:: SUPPLIED MATERIAL

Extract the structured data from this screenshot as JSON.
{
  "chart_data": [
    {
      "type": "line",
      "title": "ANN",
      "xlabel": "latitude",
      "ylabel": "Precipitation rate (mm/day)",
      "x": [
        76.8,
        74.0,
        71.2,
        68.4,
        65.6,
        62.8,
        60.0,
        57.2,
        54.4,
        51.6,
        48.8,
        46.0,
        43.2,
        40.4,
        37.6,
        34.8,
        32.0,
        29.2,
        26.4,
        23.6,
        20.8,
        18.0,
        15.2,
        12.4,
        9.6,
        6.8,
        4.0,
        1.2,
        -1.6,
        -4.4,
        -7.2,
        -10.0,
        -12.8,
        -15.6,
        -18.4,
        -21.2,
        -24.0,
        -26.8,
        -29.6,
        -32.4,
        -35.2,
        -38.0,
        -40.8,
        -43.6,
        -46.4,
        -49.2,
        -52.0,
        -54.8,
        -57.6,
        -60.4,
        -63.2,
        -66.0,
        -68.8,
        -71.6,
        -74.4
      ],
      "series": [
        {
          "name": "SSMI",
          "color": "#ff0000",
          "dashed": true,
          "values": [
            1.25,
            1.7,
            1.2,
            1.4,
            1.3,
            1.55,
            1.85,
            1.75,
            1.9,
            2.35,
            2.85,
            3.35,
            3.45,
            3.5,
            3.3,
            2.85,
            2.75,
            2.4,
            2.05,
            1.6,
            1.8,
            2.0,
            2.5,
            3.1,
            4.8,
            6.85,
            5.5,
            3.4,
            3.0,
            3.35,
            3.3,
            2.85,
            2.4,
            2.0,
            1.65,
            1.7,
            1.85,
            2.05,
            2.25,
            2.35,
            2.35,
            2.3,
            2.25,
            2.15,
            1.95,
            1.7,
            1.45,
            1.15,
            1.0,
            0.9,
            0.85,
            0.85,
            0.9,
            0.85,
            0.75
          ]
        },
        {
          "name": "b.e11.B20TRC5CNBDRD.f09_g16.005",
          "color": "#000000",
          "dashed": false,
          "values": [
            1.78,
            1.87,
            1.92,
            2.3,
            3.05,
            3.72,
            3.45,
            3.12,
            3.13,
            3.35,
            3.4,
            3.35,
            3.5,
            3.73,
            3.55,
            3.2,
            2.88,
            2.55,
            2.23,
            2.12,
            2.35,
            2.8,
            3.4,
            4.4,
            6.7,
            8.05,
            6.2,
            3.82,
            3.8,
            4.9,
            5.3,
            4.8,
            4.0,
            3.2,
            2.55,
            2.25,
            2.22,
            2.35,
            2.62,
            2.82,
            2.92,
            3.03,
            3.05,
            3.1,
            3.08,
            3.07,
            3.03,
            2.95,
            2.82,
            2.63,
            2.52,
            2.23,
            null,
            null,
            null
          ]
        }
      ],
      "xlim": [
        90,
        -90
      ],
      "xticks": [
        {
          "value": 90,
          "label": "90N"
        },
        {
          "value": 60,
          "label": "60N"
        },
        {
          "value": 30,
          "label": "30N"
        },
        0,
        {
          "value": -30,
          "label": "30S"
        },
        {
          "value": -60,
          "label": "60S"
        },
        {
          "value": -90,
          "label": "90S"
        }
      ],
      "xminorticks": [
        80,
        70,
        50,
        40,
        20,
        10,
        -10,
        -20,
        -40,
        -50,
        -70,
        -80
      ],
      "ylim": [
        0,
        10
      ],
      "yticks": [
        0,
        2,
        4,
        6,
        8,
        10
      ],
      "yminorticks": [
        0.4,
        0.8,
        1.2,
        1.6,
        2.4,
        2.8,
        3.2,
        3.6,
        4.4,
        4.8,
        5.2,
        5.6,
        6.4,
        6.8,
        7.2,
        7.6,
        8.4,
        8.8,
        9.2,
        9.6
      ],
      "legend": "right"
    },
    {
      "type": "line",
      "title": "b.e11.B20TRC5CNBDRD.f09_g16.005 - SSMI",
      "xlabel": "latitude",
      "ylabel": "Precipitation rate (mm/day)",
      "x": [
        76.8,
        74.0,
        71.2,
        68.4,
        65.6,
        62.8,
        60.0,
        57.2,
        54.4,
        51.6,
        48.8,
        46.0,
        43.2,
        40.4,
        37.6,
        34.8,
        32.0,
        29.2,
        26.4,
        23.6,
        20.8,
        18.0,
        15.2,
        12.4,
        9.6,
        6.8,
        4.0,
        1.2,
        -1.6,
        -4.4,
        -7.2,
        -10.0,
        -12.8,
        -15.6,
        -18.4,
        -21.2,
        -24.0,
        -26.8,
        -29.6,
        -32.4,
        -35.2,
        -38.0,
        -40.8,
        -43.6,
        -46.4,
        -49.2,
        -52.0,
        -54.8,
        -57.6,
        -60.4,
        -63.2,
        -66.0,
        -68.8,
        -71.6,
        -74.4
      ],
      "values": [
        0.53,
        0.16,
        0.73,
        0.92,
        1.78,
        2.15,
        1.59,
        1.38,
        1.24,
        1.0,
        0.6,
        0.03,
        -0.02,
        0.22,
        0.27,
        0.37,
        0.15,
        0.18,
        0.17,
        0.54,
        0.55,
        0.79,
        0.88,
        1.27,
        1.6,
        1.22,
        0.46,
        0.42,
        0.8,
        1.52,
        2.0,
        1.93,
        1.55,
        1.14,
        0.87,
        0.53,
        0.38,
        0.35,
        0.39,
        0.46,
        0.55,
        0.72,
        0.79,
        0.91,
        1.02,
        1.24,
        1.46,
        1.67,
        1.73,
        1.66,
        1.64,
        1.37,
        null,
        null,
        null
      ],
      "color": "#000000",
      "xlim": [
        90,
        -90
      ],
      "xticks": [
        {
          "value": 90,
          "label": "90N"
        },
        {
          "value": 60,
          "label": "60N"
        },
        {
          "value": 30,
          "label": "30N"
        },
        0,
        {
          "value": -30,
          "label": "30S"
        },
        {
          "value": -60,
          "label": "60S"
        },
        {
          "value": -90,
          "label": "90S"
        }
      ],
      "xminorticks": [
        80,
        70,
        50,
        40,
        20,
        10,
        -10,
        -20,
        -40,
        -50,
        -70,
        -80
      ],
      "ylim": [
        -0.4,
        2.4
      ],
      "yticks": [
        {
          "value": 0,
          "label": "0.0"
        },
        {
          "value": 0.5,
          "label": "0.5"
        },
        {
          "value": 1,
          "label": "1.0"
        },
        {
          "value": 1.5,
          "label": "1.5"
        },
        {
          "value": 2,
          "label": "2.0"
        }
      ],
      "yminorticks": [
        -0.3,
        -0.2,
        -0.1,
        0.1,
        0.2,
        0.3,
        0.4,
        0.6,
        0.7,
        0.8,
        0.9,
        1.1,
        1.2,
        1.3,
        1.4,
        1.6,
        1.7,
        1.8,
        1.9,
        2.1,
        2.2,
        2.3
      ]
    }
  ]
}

::::

**REQUEST**
Write out the records shown above, exactly as they appear.

**SOLUTION TO THIS PROBLEM**
Extract the structured data from this screenshot as JSON.
{
  "chart_data": [
    {
      "type": "line",
      "title": "ANN",
      "xlabel": "latitude",
      "ylabel": "Precipitation rate (mm/day)",
      "x": [
        76.8,
        74.0,
        71.2,
        68.4,
        65.6,
        62.8,
        60.0,
        57.2,
        54.4,
        51.6,
        48.8,
        46.0,
        43.2,
        40.4,
        37.6,
        34.8,
        32.0,
        29.2,
        26.4,
        23.6,
        20.8,
        18.0,
        15.2,
        12.4,
        9.6,
        6.8,
        4.0,
        1.2,
        -1.6,
        -4.4,
        -7.2,
        -10.0,
        -12.8,
        -15.6,
        -18.4,
        -21.2,
        -24.0,
        -26.8,
        -29.6,
        -32.4,
        -35.2,
        -38.0,
        -40.8,
        -43.6,
        -46.4,
        -49.2,
        -52.0,
        -54.8,
        -57.6,
        -60.4,
        -63.2,
        -66.0,
        -68.8,
        -71.6,
        -74.4
      ],
      "series": [
        {
          "name": "SSMI",
          "color": "#ff0000",
          "dashed": true,
          "values": [
            1.25,
            1.7,
            1.2,
            1.4,
            1.3,
            1.55,
            1.85,
            1.75,
            1.9,
            2.35,
            2.85,
            3.35,
            3.45,
            3.5,
            3.3,
            2.85,
            2.75,
            2.4,
            2.05,
            1.6,
            1.8,
            2.0,
            2.5,
            3.1,
            4.8,
            6.85,
            5.5,
            3.4,
            3.0,
            3.35,
            3.3,
            2.85,
            2.4,
            2.0,
            1.65,
            1.7,
            1.85,
            2.05,
            2.25,
            2.35,
            2.35,
            2.3,
            2.25,
            2.15,
            1.95,
            1.7,
            1.45,
            1.15,
            1.0,
            0.9,
            0.85,
            0.85,
            0.9,
            0.85,
            0.75
          ]
        },
        {
          "name": "b.e11.B20TRC5CNBDRD.f09_g16.005",
          "color": "#000000",
          "dashed": false,
          "values": [
            1.78,
            1.87,
            1.92,
            2.3,
            3.05,
            3.72,
            3.45,
            3.12,
            3.13,
            3.35,
            3.4,
            3.35,
            3.5,
            3.73,
            3.55,
            3.2,
            2.88,
            2.55,
            2.23,
            2.12,
            2.35,
            2.8,
            3.4,
            4.4,
            6.7,
            8.05,
            6.2,
            3.82,
            3.8,
            4.9,
            5.3,
            4.8,
            4.0,
            3.2,
            2.55,
            2.25,
            2.22,
            2.35,
            2.62,
            2.82,
            2.92,
            3.03,
            3.05,
            3.1,
            3.08,
            3.07,
            3.03,
            2.95,
            2.82,
            2.63,
            2.52,
            2.23,
            null,
            null,
            null
          ]
        }
      ],
      "xlim": [
        90,
        -90
      ],
      "xticks": [
        {
          "value": 90,
          "label": "90N"
        },
        {
          "value": 60,
          "label": "60N"
        },
        {
          "value": 30,
          "label": "30N"
        },
        0,
        {
          "value": -30,
          "label": "30S"
        },
        {
          "value": -60,
          "label": "60S"
        },
        {
          "value": -90,
          "label": "90S"
        }
      ],
      "xminorticks": [
        80,
        70,
        50,
        40,
        20,
        10,
        -10,
        -20,
        -40,
        -50,
        -70,
        -80
      ],
      "ylim": [
        0,
        10
      ],
      "yticks": [
        0,
        2,
        4,
        6,
        8,
        10
      ],
      "yminorticks": [
        0.4,
        0.8,
        1.2,
        1.6,
        2.4,
        2.8,
        3.2,
        3.6,
        4.4,
        4.8,
        5.2,
        5.6,
        6.4,
        6.8,
        7.2,
        7.6,
        8.4,
        8.8,
        9.2,
        9.6
      ],
      "legend": "right"
    },
    {
      "type": "line",
      "title": "b.e11.B20TRC5CNBDRD.f09_g16.005 - SSMI",
      "xlabel": "latitude",
      "ylabel": "Precipitation rate (mm/day)",
      "x": [
        76.8,
        74.0,
        71.2,
        68.4,
        65.6,
        62.8,
        60.0,
        57.2,
        54.4,
        51.6,
        48.8,
        46.0,
        43.2,
        40.4,
        37.6,
        34.8,
        32.0,
        29.2,
        26.4,
        23.6,
        20.8,
        18.0,
        15.2,
        12.4,
        9.6,
        6.8,
        4.0,
        1.2,
        -1.6,
        -4.4,
        -7.2,
        -10.0,
        -12.8,
        -15.6,
        -18.4,
        -21.2,
        -24.0,
        -26.8,
        -29.6,
        -32.4,
        -35.2,
        -38.0,
        -40.8,
        -43.6,
        -46.4,
        -49.2,
        -52.0,
        -54.8,
        -57.6,
        -60.4,
        -63.2,
        -66.0,
        -68.8,
        -71.6,
        -74.4
      ],
      "values": [
        0.53,
        0.16,
        0.73,
        0.92,
        1.78,
        2.15,
        1.59,
        1.38,
        1.24,
        1.0,
        0.6,
        0.03,
        -0.02,
        0.22,
        0.27,
        0.37,
        0.15,
        0.18,
        0.17,
        0.54,
        0.55,
        0.79,
        0.88,
        1.27,
        1.6,
        1.22,
        0.46,
        0.42,
        0.8,
        1.52,
        2.0,
        1.93,
        1.55,
        1.14,
        0.87,
        0.53,
        0.38,
        0.35,
        0.39,
        0.46,
        0.55,
        0.72,
        0.79,
        0.91,
        1.02,
        1.24,
        1.46,
        1.67,
        1.73,
        1.66,
        1.64,
        1.37,
        null,
        null,
        null
      ],
      "color": "#000000",
      "xlim": [
        90,
        -90
      ],
      "xticks": [
        {
          "value": 90,
          "label": "90N"
        },
        {
          "value": 60,
          "label": "60N"
        },
        {
          "value": 30,
          "label": "30N"
        },
        0,
        {
          "value": -30,
          "label": "30S"
        },
        {
          "value": -60,
          "label": "60S"
        },
        {
          "value": -90,
          "label": "90S"
        }
      ],
      "xminorticks": [
        80,
        70,
        50,
        40,
        20,
        10,
        -10,
        -20,
        -40,
        -50,
        -70,
        -80
      ],
      "ylim": [
        -0.4,
        2.4
      ],
      "yticks": [
        {
          "value": 0,
          "label": "0.0"
        },
        {
          "value": 0.5,
          "label": "0.5"
        },
        {
          "value": 1,
          "label": "1.0"
        },
        {
          "value": 1.5,
          "label": "1.5"
        },
        {
          "value": 2,
          "label": "2.0"
        }
      ],
      "yminorticks": [
        -0.3,
        -0.2,
        -0.1,
        0.1,
        0.2,
        0.3,
        0.4,
        0.6,
        0.7,
        0.8,
        0.9,
        1.1,
        1.2,
        1.3,
        1.4,
        1.6,
        1.7,
        1.8,
        1.9,
        2.1,
        2.2,
        2.3
      ]
    }
  ]
}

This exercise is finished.